* [Stated goal 1]
Lay out the listing lines as a Markdown table with the columns Row and Line, leaving out blank lines. Start with the line containing "bar bbox=[811, 298, 864, 395]" and go on through the line containing "legend-swatch bbox=[1031, 246, 1042, 257]".

* [Reading passage]
<<<<
From: Miklos Szeredi <mszeredi@suse.cz>

Define a new fs flag FS_SAFE, which denotes, that unprivileged mounting of
this filesystem may not constitute a security problem.

Since most filesystems haven't been designed with unprivileged mounting in
mind, a thorough audit is needed before setting this flag.

For "safe" filesystems also allow unprivileged forced unmounting.

Move subtype handling from do_kern_mount() into do_new_mount().  All
other callers are kernel-internal and do not need subtype support.

Signed-off-by: Miklos Szeredi <mszeredi@suse.cz>
---

Index: linux/fs/namespace.c
===================================================================
--- linux.orig/fs/namespace.c	2008-01-03 21:20:11.000000000 +0100
+++ linux/fs/namespace.c	2008-01-03 21:21:06.000000000 +0100
@@ -960,14 +960,16 @@ static bool is_mount_owner(struct vfsmou
 /*
  * umount is permitted for
  *  - sysadmin
- *  - mount owner, if not forced umount
+ *  - mount owner
+ *    o if not forced umount,
+ *    o if forced umount, and filesystem is "safe"
  */
 static bool permit_umount(struct vfsmount *mnt, int flags)
>>>>
* [Stated goal 2]
Decide whether each statement agrees with the patch description, answering yes or no and quoting the deciding words. (a) Most filesystems were designed with unprivileged mounting in mind. (b) Subtype handling moves from do_kern_mount() into do_new_mount(). (c) A thorough audit is needed before the FS_SAFE flag is set.

* [Image layout annotations]
<<<<
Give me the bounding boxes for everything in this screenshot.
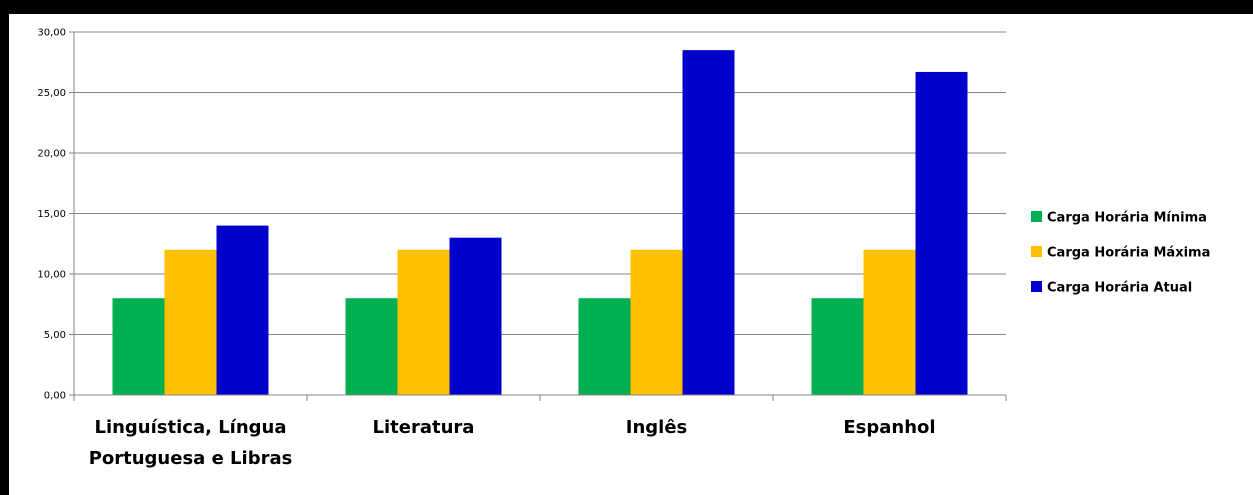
bar bbox=[811, 298, 864, 395]
y-tick-label: 30,00 bbox=[37, 28, 66, 39]
y-tick-label: 25,00 bbox=[37, 88, 66, 99]
legend-label: Carga Horária Mínima bbox=[1047, 211, 1207, 226]
bars bbox=[112, 50, 968, 396]
bar bbox=[682, 50, 735, 396]
y-tick-label: 20,00 bbox=[37, 149, 66, 160]
bar bbox=[216, 225, 269, 395]
x-tick-label: Espanhol bbox=[843, 417, 935, 438]
bar bbox=[112, 298, 165, 395]
bar bbox=[164, 249, 217, 395]
legend-swatch bbox=[1031, 246, 1042, 257]
x-tick-label: Inglês bbox=[626, 417, 688, 438]
legend-swatch bbox=[1031, 211, 1042, 222]
chart-frame: 0,00 5,00 10,00 15,00 20,00 25,00 30,00 Linguís… bbox=[9, 14, 1253, 495]
axes: 0,00 5,00 10,00 15,00 20,00 25,00 30,00 Linguís… bbox=[37, 28, 1007, 469]
bar bbox=[345, 298, 398, 395]
x-tick-label: Linguística, Língua Portuguesa e Libras bbox=[89, 417, 293, 469]
x-tick-label: Literatura bbox=[373, 417, 475, 438]
legend: Carga Horária Mínima Carga Horária Máxima… bbox=[1031, 211, 1210, 296]
legend-label: Carga Horária Máxima bbox=[1047, 246, 1210, 261]
legend-swatch bbox=[1031, 281, 1042, 292]
bar bbox=[578, 298, 631, 395]
bar bbox=[863, 249, 916, 395]
bar bbox=[630, 249, 683, 395]
bar-chart: 0,00 5,00 10,00 15,00 20,00 25,00 30,00 Linguís… bbox=[37, 28, 1210, 470]
y-tick-label: 0,00 bbox=[44, 391, 66, 402]
bar bbox=[397, 249, 450, 395]
y-tick-label: 5,00 bbox=[44, 330, 66, 341]
y-tick-label: 10,00 bbox=[37, 270, 66, 281]
bar bbox=[915, 71, 968, 396]
bar bbox=[449, 237, 502, 395]
legend-label: Carga Horária Atual bbox=[1047, 281, 1192, 296]
y-tick-label: 15,00 bbox=[37, 209, 66, 220]
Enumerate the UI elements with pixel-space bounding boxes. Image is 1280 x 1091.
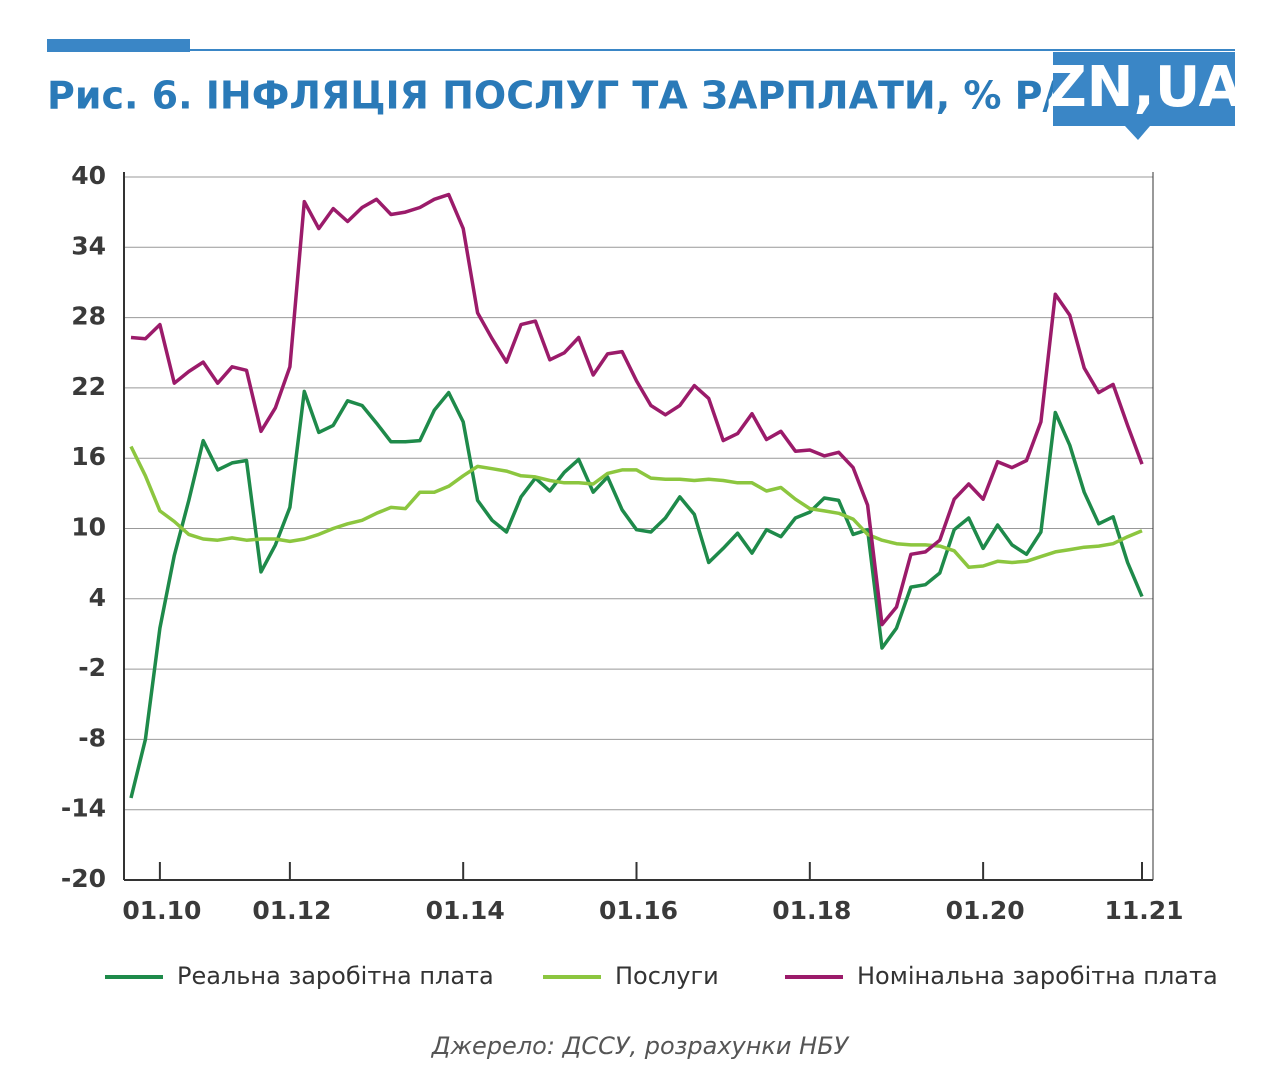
>>>>
* [Response 1]
| Row | Line |
|---|---|
| 1 | bar bbox=[811, 298, 864, 395] |
| 2 | y-tick-label: 30,00 bbox=[37, 28, 66, 39] |
| 3 | y-tick-label: 25,00 bbox=[37, 88, 66, 99] |
| 4 | legend-label: Carga Horária Mínima bbox=[1047, 211, 1207, 226] |
| 5 | bars bbox=[112, 50, 968, 396] |
| 6 | bar bbox=[682, 50, 735, 396] |
| 7 | y-tick-label: 20,00 bbox=[37, 149, 66, 160] |
| 8 | bar bbox=[216, 225, 269, 395] |
| 9 | x-tick-label: Espanhol bbox=[843, 417, 935, 438] |
| 10 | bar bbox=[112, 298, 165, 395] |
| 11 | bar bbox=[164, 249, 217, 395] |
| 12 | legend-swatch bbox=[1031, 246, 1042, 257] |

* [Response 2]
(a) No: "Since most filesystems haven't been designed with unprivileged mounting in mind"
(b) Yes: "Move subtype handling from do_kern_mount() into do_new_mount()."
(c) Yes: "a thorough audit is needed before setting this flag"